• _REQUEST_: Copy out each line in the material below that has the word "cord".

• _MATERIAL FOR THIS EXERCISE_:
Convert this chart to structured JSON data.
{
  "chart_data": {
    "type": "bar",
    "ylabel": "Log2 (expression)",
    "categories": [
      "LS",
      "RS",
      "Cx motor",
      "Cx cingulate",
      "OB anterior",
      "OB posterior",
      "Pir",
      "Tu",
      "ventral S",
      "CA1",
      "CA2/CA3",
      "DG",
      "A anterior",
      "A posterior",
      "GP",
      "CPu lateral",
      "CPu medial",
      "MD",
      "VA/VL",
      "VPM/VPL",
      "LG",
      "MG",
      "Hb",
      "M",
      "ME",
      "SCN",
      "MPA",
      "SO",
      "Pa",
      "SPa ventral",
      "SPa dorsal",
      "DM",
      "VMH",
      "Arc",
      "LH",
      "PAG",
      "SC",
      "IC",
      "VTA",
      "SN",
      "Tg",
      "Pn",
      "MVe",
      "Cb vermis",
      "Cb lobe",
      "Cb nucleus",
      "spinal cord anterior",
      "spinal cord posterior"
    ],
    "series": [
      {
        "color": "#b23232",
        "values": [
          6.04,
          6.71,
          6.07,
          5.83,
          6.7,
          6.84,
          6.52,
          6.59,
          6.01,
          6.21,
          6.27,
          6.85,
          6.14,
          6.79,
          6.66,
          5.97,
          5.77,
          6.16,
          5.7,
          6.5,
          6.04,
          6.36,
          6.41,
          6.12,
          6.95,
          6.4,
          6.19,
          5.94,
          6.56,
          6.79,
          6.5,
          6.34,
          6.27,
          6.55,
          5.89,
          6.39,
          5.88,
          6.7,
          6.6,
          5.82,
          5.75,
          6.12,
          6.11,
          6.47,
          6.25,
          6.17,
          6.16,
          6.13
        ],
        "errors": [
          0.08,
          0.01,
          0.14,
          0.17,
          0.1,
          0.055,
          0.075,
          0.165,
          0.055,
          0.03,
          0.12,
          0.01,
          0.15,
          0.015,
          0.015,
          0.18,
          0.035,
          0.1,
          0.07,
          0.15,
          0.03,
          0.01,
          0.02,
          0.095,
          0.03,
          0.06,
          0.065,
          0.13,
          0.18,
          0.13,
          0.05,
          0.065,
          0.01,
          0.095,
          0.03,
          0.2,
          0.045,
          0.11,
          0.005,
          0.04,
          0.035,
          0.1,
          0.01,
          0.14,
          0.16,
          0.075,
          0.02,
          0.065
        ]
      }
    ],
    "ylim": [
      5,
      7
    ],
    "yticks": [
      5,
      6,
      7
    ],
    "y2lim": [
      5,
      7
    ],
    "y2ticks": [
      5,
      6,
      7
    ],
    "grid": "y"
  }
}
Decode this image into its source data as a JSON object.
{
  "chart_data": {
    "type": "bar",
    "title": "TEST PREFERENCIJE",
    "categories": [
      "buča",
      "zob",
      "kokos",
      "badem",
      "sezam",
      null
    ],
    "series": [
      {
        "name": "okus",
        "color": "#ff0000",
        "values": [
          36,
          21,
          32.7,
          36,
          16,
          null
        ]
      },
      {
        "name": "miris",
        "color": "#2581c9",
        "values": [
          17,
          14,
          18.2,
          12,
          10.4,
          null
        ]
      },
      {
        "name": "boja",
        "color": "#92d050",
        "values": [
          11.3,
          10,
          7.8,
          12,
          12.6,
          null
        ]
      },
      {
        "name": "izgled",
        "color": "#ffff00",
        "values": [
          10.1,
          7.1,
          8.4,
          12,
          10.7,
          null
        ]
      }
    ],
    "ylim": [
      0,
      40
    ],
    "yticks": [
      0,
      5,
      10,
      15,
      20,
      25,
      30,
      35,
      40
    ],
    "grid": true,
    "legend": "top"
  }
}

• _COMPLETED EXERCISE_:
      "spinal cord anterior",
      "spinal cord posterior"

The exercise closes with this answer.